*TASK TO COMPLETE:* Recast the records from the line with "Patent image size: (969, 704)." up to and including the line with "The pads 135 is at (613, 313)." as a two-column CSV with the columns text and answer. Give one row per record, holding its text and its answer, with each field in quotes and line breaks replaced by spaces.

[Dataset excerpts]

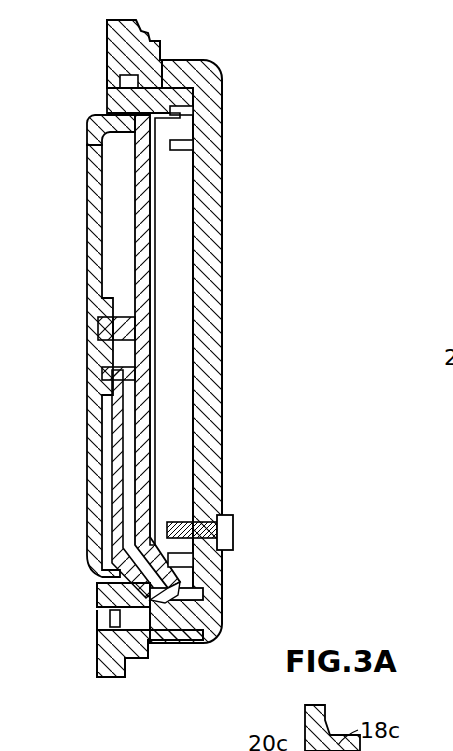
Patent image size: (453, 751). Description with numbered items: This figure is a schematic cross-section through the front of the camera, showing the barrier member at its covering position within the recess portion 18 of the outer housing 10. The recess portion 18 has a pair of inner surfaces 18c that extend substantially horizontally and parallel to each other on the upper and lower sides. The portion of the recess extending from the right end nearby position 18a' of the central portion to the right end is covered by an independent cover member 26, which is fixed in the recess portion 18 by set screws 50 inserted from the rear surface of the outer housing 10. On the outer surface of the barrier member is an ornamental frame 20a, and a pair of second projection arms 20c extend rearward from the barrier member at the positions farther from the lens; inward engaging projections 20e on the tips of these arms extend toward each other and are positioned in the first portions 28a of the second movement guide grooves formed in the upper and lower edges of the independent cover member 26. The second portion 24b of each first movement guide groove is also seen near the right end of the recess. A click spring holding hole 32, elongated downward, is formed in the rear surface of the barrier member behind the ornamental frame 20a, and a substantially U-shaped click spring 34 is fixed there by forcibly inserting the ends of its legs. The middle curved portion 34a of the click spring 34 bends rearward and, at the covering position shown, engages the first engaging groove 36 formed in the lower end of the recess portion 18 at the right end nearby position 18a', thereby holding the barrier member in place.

The outer housing 10 is at (222, 241).
The recess portion 18 is at (182, 311).
The right end nearby position 18a' is at (240, 337).
The inner surfaces 18c is at (88, 142).
The ornamental frame 20a is at (87, 214).
The second projection arms 20c is at (222, 79).
The inward engaging projections 20e is at (222, 111).
The second portion of first movement guide groove 24b is at (150, 48).
The independent cover member 26 is at (157, 367).
The first portion of second movement guide groove 28a is at (220, 147).
The click spring holding hole 32 is at (98, 330).
The click spring 34 is at (137, 444).
The middle curved portion 34a is at (186, 634).
The first engaging groove 36 is at (205, 600).
The set screws 50 is at (235, 523).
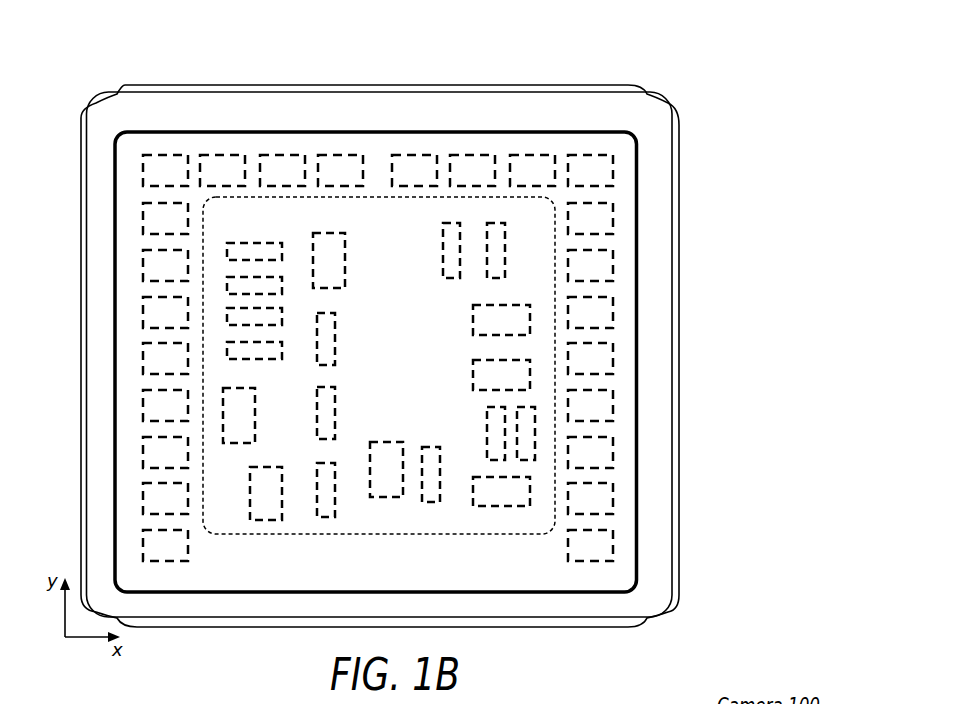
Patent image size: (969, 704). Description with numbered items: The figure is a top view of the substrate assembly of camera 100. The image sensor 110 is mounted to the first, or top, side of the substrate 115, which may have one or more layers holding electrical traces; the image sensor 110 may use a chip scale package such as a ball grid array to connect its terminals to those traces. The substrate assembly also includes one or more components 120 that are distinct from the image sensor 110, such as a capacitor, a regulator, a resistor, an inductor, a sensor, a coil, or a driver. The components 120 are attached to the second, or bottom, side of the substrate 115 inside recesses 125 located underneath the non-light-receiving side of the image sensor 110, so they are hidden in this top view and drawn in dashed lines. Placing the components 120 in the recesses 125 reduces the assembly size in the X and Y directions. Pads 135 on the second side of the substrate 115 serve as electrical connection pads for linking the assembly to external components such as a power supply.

The camera 100 is at (698, 80).
The image sensor 110 is at (373, 131).
The substrate 115 is at (678, 398).
The components 120 is at (334, 334).
The recesses 125 is at (555, 245).
The pads 135 is at (613, 313).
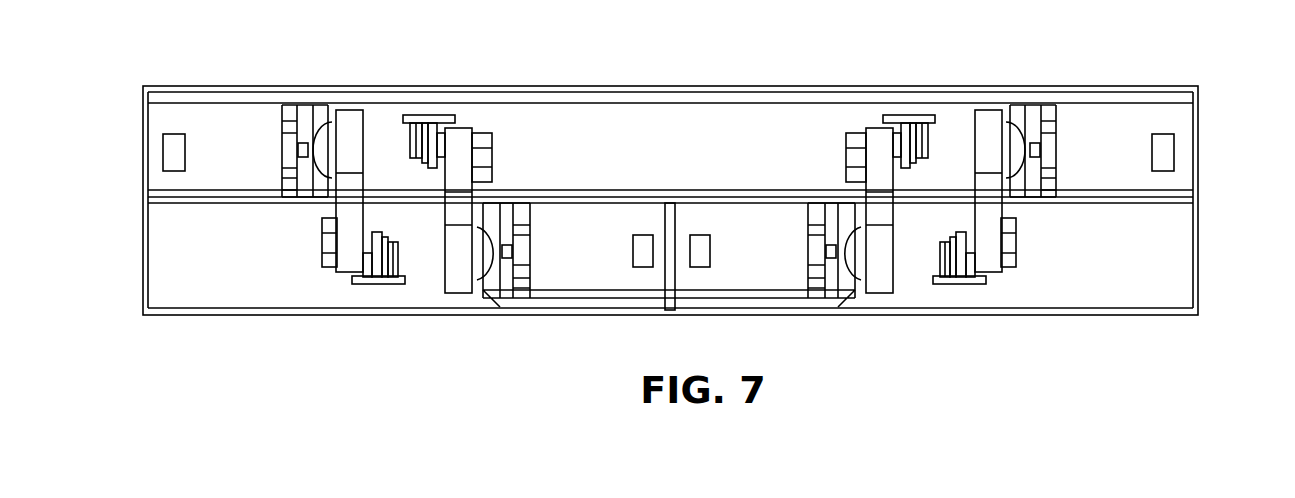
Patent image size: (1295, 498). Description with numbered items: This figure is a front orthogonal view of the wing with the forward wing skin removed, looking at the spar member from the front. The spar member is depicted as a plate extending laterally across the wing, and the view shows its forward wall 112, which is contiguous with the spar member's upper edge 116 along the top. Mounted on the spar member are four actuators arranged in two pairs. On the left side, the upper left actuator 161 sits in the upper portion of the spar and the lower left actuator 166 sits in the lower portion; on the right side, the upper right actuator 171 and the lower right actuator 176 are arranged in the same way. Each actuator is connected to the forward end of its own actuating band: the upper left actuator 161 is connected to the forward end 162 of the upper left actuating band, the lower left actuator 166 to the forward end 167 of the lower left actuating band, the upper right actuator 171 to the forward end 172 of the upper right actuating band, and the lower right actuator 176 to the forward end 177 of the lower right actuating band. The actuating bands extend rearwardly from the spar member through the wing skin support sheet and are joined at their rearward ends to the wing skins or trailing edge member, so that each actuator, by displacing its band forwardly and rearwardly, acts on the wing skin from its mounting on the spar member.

The forward wall 112 is at (615, 117).
The upper edge 116 is at (742, 86).
The upper left actuator 161 is at (608, 230).
The forward end of the upper left actuating band 162 is at (422, 117).
The lower left actuator 166 is at (218, 195).
The forward end of the lower left actuating band 167 is at (395, 284).
The upper right actuator 171 is at (753, 230).
The forward end of the upper right actuating band 172 is at (918, 115).
The lower right actuator 176 is at (1107, 197).
The forward end of the lower right actuating band 177 is at (942, 284).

*CORRECT ANSWER:*
text,answer
"Patent image size: (969, 704). Description with numbered items: The figure is a top view of the substrate assembly of camera 100. The image sensor 110 is mounted to the first, or top, side of the substrate 115, which may have one or more layers holding electrical traces; the image sensor 110 may use a chip scale package such as a ball grid array to connect its terminals to those traces. The substrate assembly also includes one or more components 120 that are distinct from the image sensor 110, such as a capacitor, a regulator, a resistor, an inductor, a sensor, a coil, or a driver. The components 120 are attached to the second, or bottom, side of the substrate 115 inside recesses 125 located underneath the non-light-receiving side of the image sensor 110, so they are hidden in this top view and drawn in dashed lines. Placing the components 120 in the recesses 125 reduces the assembly size in the X and Y directions. Pads 135 on the second side of the substrate 115 serve as electrical connection pads for linking the assembly to external components such as a power supply.","The camera 100 is at (698, 80). The image sensor 110 is at (373, 131). The substrate 115 is at (678, 398). The components 120 is at (334, 334). The recesses 125 is at (555, 245). The pads 135 is at (613, 313)."